Set problem>
Copy out every line of the data exactly.

Data provided>
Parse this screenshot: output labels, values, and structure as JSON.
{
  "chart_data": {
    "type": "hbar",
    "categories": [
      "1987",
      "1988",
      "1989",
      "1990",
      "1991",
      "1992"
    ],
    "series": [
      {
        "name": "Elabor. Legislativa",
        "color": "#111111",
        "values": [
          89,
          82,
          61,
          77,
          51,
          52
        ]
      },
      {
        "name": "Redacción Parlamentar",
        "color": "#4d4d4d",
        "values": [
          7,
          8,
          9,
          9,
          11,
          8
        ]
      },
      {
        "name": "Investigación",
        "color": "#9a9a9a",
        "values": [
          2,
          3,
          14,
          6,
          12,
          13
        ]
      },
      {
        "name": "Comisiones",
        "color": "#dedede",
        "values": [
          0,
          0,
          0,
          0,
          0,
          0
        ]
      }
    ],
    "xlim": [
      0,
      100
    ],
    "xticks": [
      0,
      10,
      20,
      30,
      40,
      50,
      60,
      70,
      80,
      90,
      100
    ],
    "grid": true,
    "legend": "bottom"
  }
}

Correct answer>
Parse this screenshot: output labels, values, and structure as JSON.
{
  "chart_data": {
    "type": "hbar",
    "categories": [
      "1987",
      "1988",
      "1989",
      "1990",
      "1991",
      "1992"
    ],
    "series": [
      {
        "name": "Elabor. Legislativa",
        "color": "#111111",
        "values": [
          89,
          82,
          61,
          77,
          51,
          52
        ]
      },
      {
        "name": "Redacción Parlamentar",
        "color": "#4d4d4d",
        "values": [
          7,
          8,
          9,
          9,
          11,
          8
        ]
      },
      {
        "name": "Investigación",
        "color": "#9a9a9a",
        "values": [
          2,
          3,
          14,
          6,
          12,
          13
        ]
      },
      {
        "name": "Comisiones",
        "color": "#dedede",
        "values": [
          0,
          0,
          0,
          0,
          0,
          0
        ]
      }
    ],
    "xlim": [
      0,
      100
    ],
    "xticks": [
      0,
      10,
      20,
      30,
      40,
      50,
      60,
      70,
      80,
      90,
      100
    ],
    "grid": true,
    "legend": "bottom"
  }
}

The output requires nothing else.